┌──

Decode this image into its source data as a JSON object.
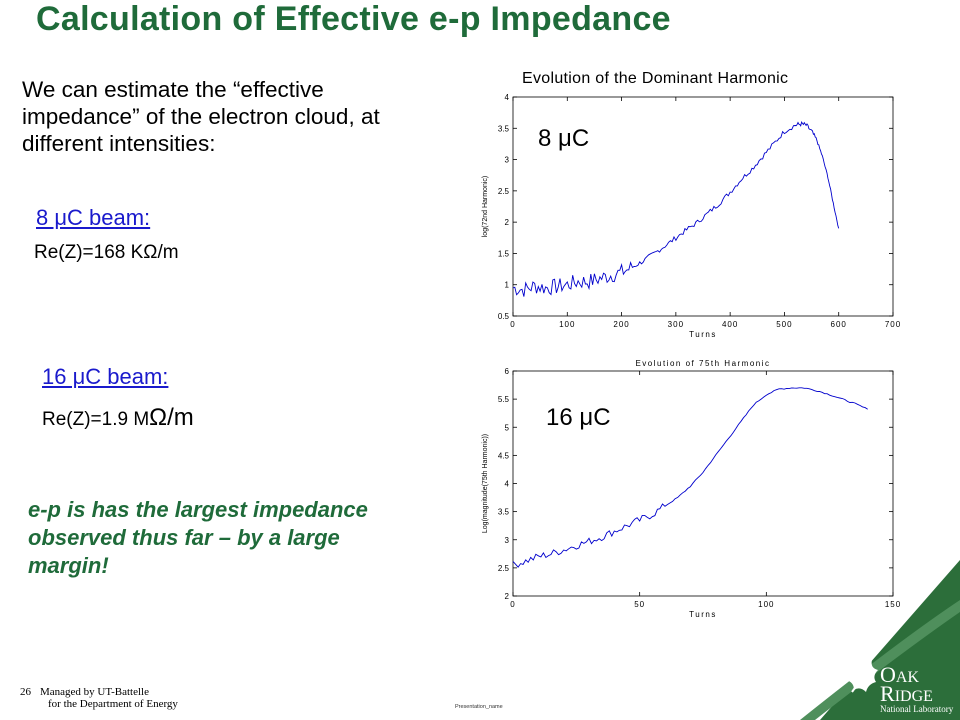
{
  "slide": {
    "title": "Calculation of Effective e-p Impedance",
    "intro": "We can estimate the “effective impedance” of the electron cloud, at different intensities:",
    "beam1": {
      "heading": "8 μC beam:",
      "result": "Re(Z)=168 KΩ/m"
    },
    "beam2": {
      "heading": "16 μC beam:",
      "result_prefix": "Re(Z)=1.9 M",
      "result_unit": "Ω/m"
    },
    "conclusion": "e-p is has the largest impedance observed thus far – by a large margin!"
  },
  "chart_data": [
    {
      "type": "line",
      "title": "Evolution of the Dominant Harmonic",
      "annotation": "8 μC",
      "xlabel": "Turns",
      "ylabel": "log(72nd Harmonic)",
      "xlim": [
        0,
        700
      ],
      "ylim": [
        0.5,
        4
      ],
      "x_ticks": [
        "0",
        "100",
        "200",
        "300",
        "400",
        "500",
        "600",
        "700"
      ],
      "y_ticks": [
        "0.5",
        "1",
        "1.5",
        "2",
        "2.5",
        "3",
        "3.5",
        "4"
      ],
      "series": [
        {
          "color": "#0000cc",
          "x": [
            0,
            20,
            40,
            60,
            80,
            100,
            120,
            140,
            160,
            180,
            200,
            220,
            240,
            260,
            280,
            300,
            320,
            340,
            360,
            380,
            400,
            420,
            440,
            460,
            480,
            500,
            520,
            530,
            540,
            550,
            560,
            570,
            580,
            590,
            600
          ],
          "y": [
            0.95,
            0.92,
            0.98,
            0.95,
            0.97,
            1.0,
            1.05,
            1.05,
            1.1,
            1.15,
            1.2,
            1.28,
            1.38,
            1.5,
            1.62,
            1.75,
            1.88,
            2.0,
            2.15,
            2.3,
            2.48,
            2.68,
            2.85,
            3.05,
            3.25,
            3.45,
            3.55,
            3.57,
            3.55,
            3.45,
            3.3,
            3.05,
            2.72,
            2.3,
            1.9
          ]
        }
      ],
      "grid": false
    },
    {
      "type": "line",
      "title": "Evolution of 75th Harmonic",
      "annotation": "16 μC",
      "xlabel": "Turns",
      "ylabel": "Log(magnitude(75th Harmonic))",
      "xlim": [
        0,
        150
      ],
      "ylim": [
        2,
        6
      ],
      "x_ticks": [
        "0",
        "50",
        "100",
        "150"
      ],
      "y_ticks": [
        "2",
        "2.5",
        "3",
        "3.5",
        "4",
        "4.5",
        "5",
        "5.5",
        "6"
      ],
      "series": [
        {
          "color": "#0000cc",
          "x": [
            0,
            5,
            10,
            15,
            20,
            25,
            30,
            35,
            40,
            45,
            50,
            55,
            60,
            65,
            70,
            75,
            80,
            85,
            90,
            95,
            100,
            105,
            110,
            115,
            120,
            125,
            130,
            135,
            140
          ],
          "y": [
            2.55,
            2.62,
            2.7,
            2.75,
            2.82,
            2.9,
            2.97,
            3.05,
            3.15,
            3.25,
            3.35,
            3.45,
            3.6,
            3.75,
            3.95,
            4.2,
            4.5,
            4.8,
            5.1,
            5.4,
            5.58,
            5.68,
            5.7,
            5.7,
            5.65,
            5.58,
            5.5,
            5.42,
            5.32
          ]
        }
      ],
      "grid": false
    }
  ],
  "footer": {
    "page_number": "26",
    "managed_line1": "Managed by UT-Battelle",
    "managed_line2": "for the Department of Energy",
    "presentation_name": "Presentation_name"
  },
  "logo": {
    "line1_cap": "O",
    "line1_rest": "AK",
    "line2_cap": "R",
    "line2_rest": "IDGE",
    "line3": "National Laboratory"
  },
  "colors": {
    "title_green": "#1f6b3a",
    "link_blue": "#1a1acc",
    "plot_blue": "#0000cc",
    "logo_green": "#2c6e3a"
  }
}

└──

• _Challenge_
In the copy, include no pictures; restate the listing above exactly.

• _Expected answer_
Decode this image into its source data as a JSON object.
{
  "slide": {
    "title": "Calculation of Effective e-p Impedance",
    "intro": "We can estimate the “effective impedance” of the electron cloud, at different intensities:",
    "beam1": {
      "heading": "8 μC beam:",
      "result": "Re(Z)=168 KΩ/m"
    },
    "beam2": {
      "heading": "16 μC beam:",
      "result_prefix": "Re(Z)=1.9 M",
      "result_unit": "Ω/m"
    },
    "conclusion": "e-p is has the largest impedance observed thus far – by a large margin!"
  },
  "chart_data": [
    {
      "type": "line",
      "title": "Evolution of the Dominant Harmonic",
      "annotation": "8 μC",
      "xlabel": "Turns",
      "ylabel": "log(72nd Harmonic)",
      "xlim": [
        0,
        700
      ],
      "ylim": [
        0.5,
        4
      ],
      "x_ticks": [
        "0",
        "100",
        "200",
        "300",
        "400",
        "500",
        "600",
        "700"
      ],
      "y_ticks": [
        "0.5",
        "1",
        "1.5",
        "2",
        "2.5",
        "3",
        "3.5",
        "4"
      ],
      "series": [
        {
          "color": "#0000cc",
          "x": [
            0,
            20,
            40,
            60,
            80,
            100,
            120,
            140,
            160,
            180,
            200,
            220,
            240,
            260,
            280,
            300,
            320,
            340,
            360,
            380,
            400,
            420,
            440,
            460,
            480,
            500,
            520,
            530,
            540,
            550,
            560,
            570,
            580,
            590,
            600
          ],
          "y": [
            0.95,
            0.92,
            0.98,
            0.95,
            0.97,
            1.0,
            1.05,
            1.05,
            1.1,
            1.15,
            1.2,
            1.28,
            1.38,
            1.5,
            1.62,
            1.75,
            1.88,
            2.0,
            2.15,
            2.3,
            2.48,
            2.68,
            2.85,
            3.05,
            3.25,
            3.45,
            3.55,
            3.57,
            3.55,
            3.45,
            3.3,
            3.05,
            2.72,
            2.3,
            1.9
          ]
        }
      ],
      "grid": false
    },
    {
      "type": "line",
      "title": "Evolution of 75th Harmonic",
      "annotation": "16 μC",
      "xlabel": "Turns",
      "ylabel": "Log(magnitude(75th Harmonic))",
      "xlim": [
        0,
        150
      ],
      "ylim": [
        2,
        6
      ],
      "x_ticks": [
        "0",
        "50",
        "100",
        "150"
      ],
      "y_ticks": [
        "2",
        "2.5",
        "3",
        "3.5",
        "4",
        "4.5",
        "5",
        "5.5",
        "6"
      ],
      "series": [
        {
          "color": "#0000cc",
          "x": [
            0,
            5,
            10,
            15,
            20,
            25,
            30,
            35,
            40,
            45,
            50,
            55,
            60,
            65,
            70,
            75,
            80,
            85,
            90,
            95,
            100,
            105,
            110,
            115,
            120,
            125,
            130,
            135,
            140
          ],
          "y": [
            2.55,
            2.62,
            2.7,
            2.75,
            2.82,
            2.9,
            2.97,
            3.05,
            3.15,
            3.25,
            3.35,
            3.45,
            3.6,
            3.75,
            3.95,
            4.2,
            4.5,
            4.8,
            5.1,
            5.4,
            5.58,
            5.68,
            5.7,
            5.7,
            5.65,
            5.58,
            5.5,
            5.42,
            5.32
          ]
        }
      ],
      "grid": false
    }
  ],
  "footer": {
    "page_number": "26",
    "managed_line1": "Managed by UT-Battelle",
    "managed_line2": "for the Department of Energy",
    "presentation_name": "Presentation_name"
  },
  "logo": {
    "line1_cap": "O",
    "line1_rest": "AK",
    "line2_cap": "R",
    "line2_rest": "IDGE",
    "line3": "National Laboratory"
  },
  "colors": {
    "title_green": "#1f6b3a",
    "link_blue": "#1a1acc",
    "plot_blue": "#0000cc",
    "logo_green": "#2c6e3a"
  }
}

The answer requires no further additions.